• **TASK STATEMENT**
Check the listing below for lines with the word "Kalkablagerungen" and say how many there are, with nothing but the number.

■ ■ ■ ■ ■

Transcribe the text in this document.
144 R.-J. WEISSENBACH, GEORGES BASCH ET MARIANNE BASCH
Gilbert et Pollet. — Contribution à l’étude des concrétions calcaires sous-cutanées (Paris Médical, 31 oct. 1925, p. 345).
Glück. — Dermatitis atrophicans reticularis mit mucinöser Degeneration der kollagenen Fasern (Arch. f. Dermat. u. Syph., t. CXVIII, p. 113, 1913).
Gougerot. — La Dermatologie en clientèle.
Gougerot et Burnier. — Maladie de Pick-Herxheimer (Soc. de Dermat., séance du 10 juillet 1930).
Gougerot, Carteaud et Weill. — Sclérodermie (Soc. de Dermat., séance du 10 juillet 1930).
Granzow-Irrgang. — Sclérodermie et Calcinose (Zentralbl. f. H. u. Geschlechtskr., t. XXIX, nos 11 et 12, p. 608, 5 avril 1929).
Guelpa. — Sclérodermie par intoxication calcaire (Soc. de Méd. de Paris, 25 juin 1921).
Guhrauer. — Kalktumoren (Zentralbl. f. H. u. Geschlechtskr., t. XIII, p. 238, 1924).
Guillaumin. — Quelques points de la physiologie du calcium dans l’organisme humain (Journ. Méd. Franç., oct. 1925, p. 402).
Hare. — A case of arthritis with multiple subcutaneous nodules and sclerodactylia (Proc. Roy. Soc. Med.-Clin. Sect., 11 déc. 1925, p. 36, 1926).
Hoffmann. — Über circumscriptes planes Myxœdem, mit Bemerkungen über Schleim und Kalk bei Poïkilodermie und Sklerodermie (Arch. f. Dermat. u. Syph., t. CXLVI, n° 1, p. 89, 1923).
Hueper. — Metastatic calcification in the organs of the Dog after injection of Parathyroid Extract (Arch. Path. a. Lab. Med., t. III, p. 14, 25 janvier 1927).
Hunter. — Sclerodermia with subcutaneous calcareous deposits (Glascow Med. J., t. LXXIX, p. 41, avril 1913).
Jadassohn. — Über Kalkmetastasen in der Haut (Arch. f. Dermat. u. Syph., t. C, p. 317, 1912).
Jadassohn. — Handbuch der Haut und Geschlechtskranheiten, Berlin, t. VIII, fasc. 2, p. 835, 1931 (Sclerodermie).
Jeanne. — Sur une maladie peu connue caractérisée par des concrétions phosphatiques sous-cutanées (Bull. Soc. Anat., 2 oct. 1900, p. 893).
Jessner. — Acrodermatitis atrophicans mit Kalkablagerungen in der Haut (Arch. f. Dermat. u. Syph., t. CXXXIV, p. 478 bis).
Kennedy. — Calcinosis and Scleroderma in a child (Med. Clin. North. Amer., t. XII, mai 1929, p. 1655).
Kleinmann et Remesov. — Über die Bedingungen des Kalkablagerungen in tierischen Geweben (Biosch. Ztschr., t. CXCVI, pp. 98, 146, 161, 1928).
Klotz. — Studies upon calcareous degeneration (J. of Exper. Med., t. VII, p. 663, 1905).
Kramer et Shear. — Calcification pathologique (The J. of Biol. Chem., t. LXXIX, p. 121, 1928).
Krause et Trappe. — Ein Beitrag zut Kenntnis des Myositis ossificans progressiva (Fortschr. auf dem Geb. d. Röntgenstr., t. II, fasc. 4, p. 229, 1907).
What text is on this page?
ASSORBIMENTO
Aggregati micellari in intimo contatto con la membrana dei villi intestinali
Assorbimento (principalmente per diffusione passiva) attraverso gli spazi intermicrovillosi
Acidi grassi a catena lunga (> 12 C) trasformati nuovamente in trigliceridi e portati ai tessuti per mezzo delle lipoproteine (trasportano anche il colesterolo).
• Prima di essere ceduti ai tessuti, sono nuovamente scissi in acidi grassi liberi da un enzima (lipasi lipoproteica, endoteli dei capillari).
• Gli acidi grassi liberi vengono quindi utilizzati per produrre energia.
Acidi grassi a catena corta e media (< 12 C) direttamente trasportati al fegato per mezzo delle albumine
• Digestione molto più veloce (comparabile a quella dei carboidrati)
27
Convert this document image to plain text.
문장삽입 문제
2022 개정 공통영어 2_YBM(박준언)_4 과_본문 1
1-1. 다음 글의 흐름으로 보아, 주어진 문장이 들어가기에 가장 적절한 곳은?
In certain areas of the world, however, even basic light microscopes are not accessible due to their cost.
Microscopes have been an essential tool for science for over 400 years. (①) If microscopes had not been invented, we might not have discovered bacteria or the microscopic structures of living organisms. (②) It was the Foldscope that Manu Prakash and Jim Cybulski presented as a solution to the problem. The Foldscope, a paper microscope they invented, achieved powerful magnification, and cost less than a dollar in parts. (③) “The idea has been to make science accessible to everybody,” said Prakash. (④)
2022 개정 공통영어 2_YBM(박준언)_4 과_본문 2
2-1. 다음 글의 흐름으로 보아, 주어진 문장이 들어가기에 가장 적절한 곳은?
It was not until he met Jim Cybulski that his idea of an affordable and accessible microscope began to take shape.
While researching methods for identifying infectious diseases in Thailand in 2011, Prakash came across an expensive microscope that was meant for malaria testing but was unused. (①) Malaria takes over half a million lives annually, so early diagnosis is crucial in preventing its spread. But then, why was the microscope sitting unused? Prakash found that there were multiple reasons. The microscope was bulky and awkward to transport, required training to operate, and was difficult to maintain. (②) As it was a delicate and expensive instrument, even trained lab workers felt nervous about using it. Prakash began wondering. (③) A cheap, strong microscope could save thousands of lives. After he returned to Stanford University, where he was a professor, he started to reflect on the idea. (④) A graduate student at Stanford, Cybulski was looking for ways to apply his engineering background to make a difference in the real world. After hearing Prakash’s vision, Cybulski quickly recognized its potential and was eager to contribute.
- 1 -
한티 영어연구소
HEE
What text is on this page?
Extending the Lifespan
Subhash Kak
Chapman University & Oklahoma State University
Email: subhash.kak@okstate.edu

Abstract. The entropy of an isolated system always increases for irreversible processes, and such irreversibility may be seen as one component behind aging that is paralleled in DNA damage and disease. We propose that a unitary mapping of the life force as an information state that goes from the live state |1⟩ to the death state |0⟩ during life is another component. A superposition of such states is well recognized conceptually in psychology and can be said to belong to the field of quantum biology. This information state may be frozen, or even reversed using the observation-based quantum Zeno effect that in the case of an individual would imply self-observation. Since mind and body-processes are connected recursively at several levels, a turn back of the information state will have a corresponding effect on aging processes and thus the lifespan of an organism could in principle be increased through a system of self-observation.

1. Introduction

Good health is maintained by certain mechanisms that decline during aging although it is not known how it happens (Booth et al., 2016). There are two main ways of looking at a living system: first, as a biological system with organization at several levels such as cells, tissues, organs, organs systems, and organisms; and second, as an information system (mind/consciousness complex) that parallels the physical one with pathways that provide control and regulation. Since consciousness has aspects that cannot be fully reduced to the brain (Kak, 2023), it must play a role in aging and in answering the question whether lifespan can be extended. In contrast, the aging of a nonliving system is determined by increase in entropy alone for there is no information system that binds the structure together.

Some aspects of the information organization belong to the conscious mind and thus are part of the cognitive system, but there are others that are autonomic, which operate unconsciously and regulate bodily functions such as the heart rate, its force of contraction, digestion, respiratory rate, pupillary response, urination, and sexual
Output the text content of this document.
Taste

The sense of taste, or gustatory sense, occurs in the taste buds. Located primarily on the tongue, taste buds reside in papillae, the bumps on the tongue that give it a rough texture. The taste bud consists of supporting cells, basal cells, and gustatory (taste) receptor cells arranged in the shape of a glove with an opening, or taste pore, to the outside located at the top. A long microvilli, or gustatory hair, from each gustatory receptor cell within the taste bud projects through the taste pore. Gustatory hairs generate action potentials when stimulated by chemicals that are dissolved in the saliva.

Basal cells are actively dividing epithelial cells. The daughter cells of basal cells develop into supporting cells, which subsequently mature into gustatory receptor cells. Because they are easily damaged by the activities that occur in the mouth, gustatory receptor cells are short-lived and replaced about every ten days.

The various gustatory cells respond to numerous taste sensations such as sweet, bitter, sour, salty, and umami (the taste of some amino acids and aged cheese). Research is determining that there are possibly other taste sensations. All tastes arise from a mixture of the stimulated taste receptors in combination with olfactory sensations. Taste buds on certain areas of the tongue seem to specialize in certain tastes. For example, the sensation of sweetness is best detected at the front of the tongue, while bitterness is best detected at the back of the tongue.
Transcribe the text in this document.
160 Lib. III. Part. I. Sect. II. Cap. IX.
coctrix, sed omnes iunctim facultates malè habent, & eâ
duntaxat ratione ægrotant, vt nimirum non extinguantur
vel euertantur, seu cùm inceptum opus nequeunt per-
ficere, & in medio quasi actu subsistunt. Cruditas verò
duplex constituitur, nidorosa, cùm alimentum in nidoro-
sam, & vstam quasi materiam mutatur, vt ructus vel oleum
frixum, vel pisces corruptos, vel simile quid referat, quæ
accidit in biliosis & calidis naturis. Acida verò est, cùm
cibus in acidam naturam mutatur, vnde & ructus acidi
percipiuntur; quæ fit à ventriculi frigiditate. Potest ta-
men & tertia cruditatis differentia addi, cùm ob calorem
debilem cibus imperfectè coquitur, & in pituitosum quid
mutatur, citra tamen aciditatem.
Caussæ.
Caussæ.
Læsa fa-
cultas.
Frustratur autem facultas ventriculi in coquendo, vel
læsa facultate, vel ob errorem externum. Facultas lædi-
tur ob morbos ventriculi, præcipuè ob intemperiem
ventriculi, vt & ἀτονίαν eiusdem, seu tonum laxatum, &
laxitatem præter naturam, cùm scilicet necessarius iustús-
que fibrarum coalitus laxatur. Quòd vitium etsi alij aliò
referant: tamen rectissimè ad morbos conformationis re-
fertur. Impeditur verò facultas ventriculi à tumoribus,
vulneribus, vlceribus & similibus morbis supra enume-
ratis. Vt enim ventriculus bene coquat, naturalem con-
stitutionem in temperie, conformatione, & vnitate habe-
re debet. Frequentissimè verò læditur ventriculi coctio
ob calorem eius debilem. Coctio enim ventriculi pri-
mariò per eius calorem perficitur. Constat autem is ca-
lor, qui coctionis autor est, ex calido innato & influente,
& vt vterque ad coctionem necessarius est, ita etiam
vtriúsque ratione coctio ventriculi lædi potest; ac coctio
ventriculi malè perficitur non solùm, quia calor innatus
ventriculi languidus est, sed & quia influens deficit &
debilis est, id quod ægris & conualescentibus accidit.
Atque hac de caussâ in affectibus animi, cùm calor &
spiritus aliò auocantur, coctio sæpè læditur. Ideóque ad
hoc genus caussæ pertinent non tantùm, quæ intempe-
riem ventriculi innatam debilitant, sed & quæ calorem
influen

■ ■ ■ ■ ■

• **WRITTEN REPLY**
2